> [Listed entries]:
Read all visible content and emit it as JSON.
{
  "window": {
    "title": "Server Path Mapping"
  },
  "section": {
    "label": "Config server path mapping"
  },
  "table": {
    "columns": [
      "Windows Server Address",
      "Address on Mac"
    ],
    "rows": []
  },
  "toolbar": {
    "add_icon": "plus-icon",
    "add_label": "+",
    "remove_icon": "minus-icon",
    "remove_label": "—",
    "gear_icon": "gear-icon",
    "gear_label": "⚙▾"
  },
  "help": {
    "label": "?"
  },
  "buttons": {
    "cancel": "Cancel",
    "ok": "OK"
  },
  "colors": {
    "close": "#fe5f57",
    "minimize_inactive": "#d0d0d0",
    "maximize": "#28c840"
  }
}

> [Exercise aim]: The records above should be duplicated in full, exactly as given.

> [Result of the task]:
Read all visible content and emit it as JSON.
{
  "window": {
    "title": "Server Path Mapping"
  },
  "section": {
    "label": "Config server path mapping"
  },
  "table": {
    "columns": [
      "Windows Server Address",
      "Address on Mac"
    ],
    "rows": []
  },
  "toolbar": {
    "add_icon": "plus-icon",
    "add_label": "+",
    "remove_icon": "minus-icon",
    "remove_label": "—",
    "gear_icon": "gear-icon",
    "gear_label": "⚙▾"
  },
  "help": {
    "label": "?"
  },
  "buttons": {
    "cancel": "Cancel",
    "ok": "OK"
  },
  "colors": {
    "close": "#fe5f57",
    "minimize_inactive": "#d0d0d0",
    "maximize": "#28c840"
  }
}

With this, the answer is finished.